**JOB**
Reproduce the listing below verbatim.
==== DATA IN THIS EXERCISE
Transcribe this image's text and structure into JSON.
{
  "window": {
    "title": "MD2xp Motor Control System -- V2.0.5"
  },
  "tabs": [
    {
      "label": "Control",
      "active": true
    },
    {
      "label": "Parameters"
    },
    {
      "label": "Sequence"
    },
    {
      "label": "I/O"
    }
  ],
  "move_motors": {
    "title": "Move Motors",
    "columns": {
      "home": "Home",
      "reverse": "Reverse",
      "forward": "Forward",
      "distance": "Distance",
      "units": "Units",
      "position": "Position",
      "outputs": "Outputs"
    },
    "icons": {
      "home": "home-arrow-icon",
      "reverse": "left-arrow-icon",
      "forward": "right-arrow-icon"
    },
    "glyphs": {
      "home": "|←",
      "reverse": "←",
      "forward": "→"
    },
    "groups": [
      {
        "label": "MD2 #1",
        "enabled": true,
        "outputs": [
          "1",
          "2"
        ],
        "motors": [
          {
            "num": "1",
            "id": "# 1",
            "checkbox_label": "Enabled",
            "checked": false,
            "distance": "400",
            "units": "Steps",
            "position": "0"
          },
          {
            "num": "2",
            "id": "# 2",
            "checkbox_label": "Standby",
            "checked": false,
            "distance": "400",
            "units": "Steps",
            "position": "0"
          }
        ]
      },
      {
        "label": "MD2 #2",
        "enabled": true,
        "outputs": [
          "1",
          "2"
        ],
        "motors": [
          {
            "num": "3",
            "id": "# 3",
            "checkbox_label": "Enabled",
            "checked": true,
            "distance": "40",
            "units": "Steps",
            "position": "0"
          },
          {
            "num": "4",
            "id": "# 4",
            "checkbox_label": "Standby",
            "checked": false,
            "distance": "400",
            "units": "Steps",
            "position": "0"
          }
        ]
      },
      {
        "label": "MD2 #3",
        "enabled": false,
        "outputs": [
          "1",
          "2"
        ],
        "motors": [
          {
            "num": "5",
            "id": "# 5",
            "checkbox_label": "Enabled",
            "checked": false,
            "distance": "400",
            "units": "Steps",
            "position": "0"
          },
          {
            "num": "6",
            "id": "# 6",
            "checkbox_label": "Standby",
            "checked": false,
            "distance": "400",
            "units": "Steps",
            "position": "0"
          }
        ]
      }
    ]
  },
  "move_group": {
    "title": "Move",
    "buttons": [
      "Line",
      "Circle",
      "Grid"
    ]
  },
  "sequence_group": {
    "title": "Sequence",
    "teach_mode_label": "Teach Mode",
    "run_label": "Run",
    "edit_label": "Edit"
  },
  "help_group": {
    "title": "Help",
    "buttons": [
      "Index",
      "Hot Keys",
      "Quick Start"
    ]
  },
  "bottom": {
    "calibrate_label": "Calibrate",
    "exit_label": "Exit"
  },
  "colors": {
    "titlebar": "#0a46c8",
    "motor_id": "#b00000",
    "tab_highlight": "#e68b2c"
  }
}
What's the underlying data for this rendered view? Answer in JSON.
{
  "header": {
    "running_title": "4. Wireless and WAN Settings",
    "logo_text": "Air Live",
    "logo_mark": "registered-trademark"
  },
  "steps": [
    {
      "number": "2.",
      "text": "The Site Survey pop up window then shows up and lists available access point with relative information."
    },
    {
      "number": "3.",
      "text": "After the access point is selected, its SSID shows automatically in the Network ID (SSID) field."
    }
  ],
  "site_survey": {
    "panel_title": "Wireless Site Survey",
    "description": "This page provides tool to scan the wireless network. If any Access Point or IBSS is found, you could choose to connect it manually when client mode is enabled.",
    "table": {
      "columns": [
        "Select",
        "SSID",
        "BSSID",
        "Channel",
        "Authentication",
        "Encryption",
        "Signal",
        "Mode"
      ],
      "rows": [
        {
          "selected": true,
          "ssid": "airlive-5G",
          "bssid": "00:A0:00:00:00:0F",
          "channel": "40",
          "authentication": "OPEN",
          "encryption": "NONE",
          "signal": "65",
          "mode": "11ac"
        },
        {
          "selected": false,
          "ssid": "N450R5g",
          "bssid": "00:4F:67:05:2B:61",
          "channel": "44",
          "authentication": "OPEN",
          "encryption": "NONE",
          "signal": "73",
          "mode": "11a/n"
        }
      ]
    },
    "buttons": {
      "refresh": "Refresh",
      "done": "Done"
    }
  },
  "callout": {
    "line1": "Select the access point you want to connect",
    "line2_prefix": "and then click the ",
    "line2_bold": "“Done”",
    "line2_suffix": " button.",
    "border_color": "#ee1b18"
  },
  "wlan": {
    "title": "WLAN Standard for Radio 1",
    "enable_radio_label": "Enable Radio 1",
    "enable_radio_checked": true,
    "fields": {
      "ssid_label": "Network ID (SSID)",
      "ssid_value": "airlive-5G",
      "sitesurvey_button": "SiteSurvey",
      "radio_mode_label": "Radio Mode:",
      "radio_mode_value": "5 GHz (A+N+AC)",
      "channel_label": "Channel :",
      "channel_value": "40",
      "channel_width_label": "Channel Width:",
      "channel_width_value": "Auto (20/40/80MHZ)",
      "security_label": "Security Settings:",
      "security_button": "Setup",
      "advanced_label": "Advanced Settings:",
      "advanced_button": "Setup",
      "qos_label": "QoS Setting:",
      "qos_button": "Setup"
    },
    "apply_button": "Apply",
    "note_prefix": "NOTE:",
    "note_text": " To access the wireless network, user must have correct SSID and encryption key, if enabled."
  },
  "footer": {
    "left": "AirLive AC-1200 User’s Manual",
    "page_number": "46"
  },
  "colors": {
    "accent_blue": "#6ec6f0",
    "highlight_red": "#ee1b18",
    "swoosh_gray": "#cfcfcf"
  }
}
========
**RESULT FOR THIS EXERCISE**
Transcribe this image's text and structure into JSON.
{
  "window": {
    "title": "MD2xp Motor Control System -- V2.0.5"
  },
  "tabs": [
    {
      "label": "Control",
      "active": true
    },
    {
      "label": "Parameters"
    },
    {
      "label": "Sequence"
    },
    {
      "label": "I/O"
    }
  ],
  "move_motors": {
    "title": "Move Motors",
    "columns": {
      "home": "Home",
      "reverse": "Reverse",
      "forward": "Forward",
      "distance": "Distance",
      "units": "Units",
      "position": "Position",
      "outputs": "Outputs"
    },
    "icons": {
      "home": "home-arrow-icon",
      "reverse": "left-arrow-icon",
      "forward": "right-arrow-icon"
    },
    "glyphs": {
      "home": "|←",
      "reverse": "←",
      "forward": "→"
    },
    "groups": [
      {
        "label": "MD2 #1",
        "enabled": true,
        "outputs": [
          "1",
          "2"
        ],
        "motors": [
          {
            "num": "1",
            "id": "# 1",
            "checkbox_label": "Enabled",
            "checked": false,
            "distance": "400",
            "units": "Steps",
            "position": "0"
          },
          {
            "num": "2",
            "id": "# 2",
            "checkbox_label": "Standby",
            "checked": false,
            "distance": "400",
            "units": "Steps",
            "position": "0"
          }
        ]
      },
      {
        "label": "MD2 #2",
        "enabled": true,
        "outputs": [
          "1",
          "2"
        ],
        "motors": [
          {
            "num": "3",
            "id": "# 3",
            "checkbox_label": "Enabled",
            "checked": true,
            "distance": "40",
            "units": "Steps",
            "position": "0"
          },
          {
            "num": "4",
            "id": "# 4",
            "checkbox_label": "Standby",
            "checked": false,
            "distance": "400",
            "units": "Steps",
            "position": "0"
          }
        ]
      },
      {
        "label": "MD2 #3",
        "enabled": false,
        "outputs": [
          "1",
          "2"
        ],
        "motors": [
          {
            "num": "5",
            "id": "# 5",
            "checkbox_label": "Enabled",
            "checked": false,
            "distance": "400",
            "units": "Steps",
            "position": "0"
          },
          {
            "num": "6",
            "id": "# 6",
            "checkbox_label": "Standby",
            "checked": false,
            "distance": "400",
            "units": "Steps",
            "position": "0"
          }
        ]
      }
    ]
  },
  "move_group": {
    "title": "Move",
    "buttons": [
      "Line",
      "Circle",
      "Grid"
    ]
  },
  "sequence_group": {
    "title": "Sequence",
    "teach_mode_label": "Teach Mode",
    "run_label": "Run",
    "edit_label": "Edit"
  },
  "help_group": {
    "title": "Help",
    "buttons": [
      "Index",
      "Hot Keys",
      "Quick Start"
    ]
  },
  "bottom": {
    "calibrate_label": "Calibrate",
    "exit_label": "Exit"
  },
  "colors": {
    "titlebar": "#0a46c8",
    "motor_id": "#b00000",
    "tab_highlight": "#e68b2c"
  }
}
What's the underlying data for this rendered view? Answer in JSON.
{
  "header": {
    "running_title": "4. Wireless and WAN Settings",
    "logo_text": "Air Live",
    "logo_mark": "registered-trademark"
  },
  "steps": [
    {
      "number": "2.",
      "text": "The Site Survey pop up window then shows up and lists available access point with relative information."
    },
    {
      "number": "3.",
      "text": "After the access point is selected, its SSID shows automatically in the Network ID (SSID) field."
    }
  ],
  "site_survey": {
    "panel_title": "Wireless Site Survey",
    "description": "This page provides tool to scan the wireless network. If any Access Point or IBSS is found, you could choose to connect it manually when client mode is enabled.",
    "table": {
      "columns": [
        "Select",
        "SSID",
        "BSSID",
        "Channel",
        "Authentication",
        "Encryption",
        "Signal",
        "Mode"
      ],
      "rows": [
        {
          "selected": true,
          "ssid": "airlive-5G",
          "bssid": "00:A0:00:00:00:0F",
          "channel": "40",
          "authentication": "OPEN",
          "encryption": "NONE",
          "signal": "65",
          "mode": "11ac"
        },
        {
          "selected": false,
          "ssid": "N450R5g",
          "bssid": "00:4F:67:05:2B:61",
          "channel": "44",
          "authentication": "OPEN",
          "encryption": "NONE",
          "signal": "73",
          "mode": "11a/n"
        }
      ]
    },
    "buttons": {
      "refresh": "Refresh",
      "done": "Done"
    }
  },
  "callout": {
    "line1": "Select the access point you want to connect",
    "line2_prefix": "and then click the ",
    "line2_bold": "“Done”",
    "line2_suffix": " button.",
    "border_color": "#ee1b18"
  },
  "wlan": {
    "title": "WLAN Standard for Radio 1",
    "enable_radio_label": "Enable Radio 1",
    "enable_radio_checked": true,
    "fields": {
      "ssid_label": "Network ID (SSID)",
      "ssid_value": "airlive-5G",
      "sitesurvey_button": "SiteSurvey",
      "radio_mode_label": "Radio Mode:",
      "radio_mode_value": "5 GHz (A+N+AC)",
      "channel_label": "Channel :",
      "channel_value": "40",
      "channel_width_label": "Channel Width:",
      "channel_width_value": "Auto (20/40/80MHZ)",
      "security_label": "Security Settings:",
      "security_button": "Setup",
      "advanced_label": "Advanced Settings:",
      "advanced_button": "Setup",
      "qos_label": "QoS Setting:",
      "qos_button": "Setup"
    },
    "apply_button": "Apply",
    "note_prefix": "NOTE:",
    "note_text": " To access the wireless network, user must have correct SSID and encryption key, if enabled."
  },
  "footer": {
    "left": "AirLive AC-1200 User’s Manual",
    "page_number": "46"
  },
  "colors": {
    "accent_blue": "#6ec6f0",
    "highlight_red": "#ee1b18",
    "swoosh_gray": "#cfcfcf"
  }
}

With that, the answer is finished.